(Task details):
Write out all the data again, exactly as it stands.

(Extracted information):

* start *

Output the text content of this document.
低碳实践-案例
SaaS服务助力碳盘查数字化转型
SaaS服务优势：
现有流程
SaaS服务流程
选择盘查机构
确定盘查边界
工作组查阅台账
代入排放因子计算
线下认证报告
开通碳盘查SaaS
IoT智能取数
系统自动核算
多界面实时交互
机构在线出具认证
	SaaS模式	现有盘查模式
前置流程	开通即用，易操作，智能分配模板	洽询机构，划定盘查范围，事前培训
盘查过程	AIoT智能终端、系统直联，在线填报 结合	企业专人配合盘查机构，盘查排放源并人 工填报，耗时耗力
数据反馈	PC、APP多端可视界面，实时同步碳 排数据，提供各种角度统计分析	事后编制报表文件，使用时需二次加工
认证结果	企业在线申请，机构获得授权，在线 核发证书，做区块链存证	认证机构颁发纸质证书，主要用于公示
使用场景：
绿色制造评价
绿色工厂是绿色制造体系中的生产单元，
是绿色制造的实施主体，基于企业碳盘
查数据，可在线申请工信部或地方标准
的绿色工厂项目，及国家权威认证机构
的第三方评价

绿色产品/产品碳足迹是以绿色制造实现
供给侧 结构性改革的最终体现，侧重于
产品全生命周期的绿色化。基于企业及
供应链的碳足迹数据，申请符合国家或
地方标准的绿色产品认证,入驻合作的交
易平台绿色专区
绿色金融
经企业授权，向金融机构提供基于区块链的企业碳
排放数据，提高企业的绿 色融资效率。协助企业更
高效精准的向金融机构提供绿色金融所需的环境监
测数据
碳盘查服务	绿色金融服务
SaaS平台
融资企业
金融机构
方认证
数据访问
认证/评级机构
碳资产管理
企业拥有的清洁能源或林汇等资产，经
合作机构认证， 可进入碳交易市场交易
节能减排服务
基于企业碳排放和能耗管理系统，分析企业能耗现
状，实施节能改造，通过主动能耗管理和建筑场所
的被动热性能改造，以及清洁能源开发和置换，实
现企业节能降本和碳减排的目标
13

* end *

(Result for this exercise):
Output the text content of this document.
低碳实践-案例
SaaS服务助力碳盘查数字化转型
SaaS服务优势：
现有流程
SaaS服务流程
选择盘查机构
确定盘查边界
工作组查阅台账
代入排放因子计算
线下认证报告
开通碳盘查SaaS
IoT智能取数
系统自动核算
多界面实时交互
机构在线出具认证
	SaaS模式	现有盘查模式
前置流程	开通即用，易操作，智能分配模板	洽询机构，划定盘查范围，事前培训
盘查过程	AIoT智能终端、系统直联，在线填报 结合	企业专人配合盘查机构，盘查排放源并人 工填报，耗时耗力
数据反馈	PC、APP多端可视界面，实时同步碳 排数据，提供各种角度统计分析	事后编制报表文件，使用时需二次加工
认证结果	企业在线申请，机构获得授权，在线 核发证书，做区块链存证	认证机构颁发纸质证书，主要用于公示
使用场景：
绿色制造评价
绿色工厂是绿色制造体系中的生产单元，
是绿色制造的实施主体，基于企业碳盘
查数据，可在线申请工信部或地方标准
的绿色工厂项目，及国家权威认证机构
的第三方评价

绿色产品/产品碳足迹是以绿色制造实现
供给侧 结构性改革的最终体现，侧重于
产品全生命周期的绿色化。基于企业及
供应链的碳足迹数据，申请符合国家或
地方标准的绿色产品认证,入驻合作的交
易平台绿色专区
绿色金融
经企业授权，向金融机构提供基于区块链的企业碳
排放数据，提高企业的绿 色融资效率。协助企业更
高效精准的向金融机构提供绿色金融所需的环境监
测数据
碳盘查服务	绿色金融服务
SaaS平台
融资企业
金融机构
方认证
数据访问
认证/评级机构
碳资产管理
企业拥有的清洁能源或林汇等资产，经
合作机构认证， 可进入碳交易市场交易
节能减排服务
基于企业碳排放和能耗管理系统，分析企业能耗现
状，实施节能改造，通过主动能耗管理和建筑场所
的被动热性能改造，以及清洁能源开发和置换，实
现企业节能降本和碳减排的目标
13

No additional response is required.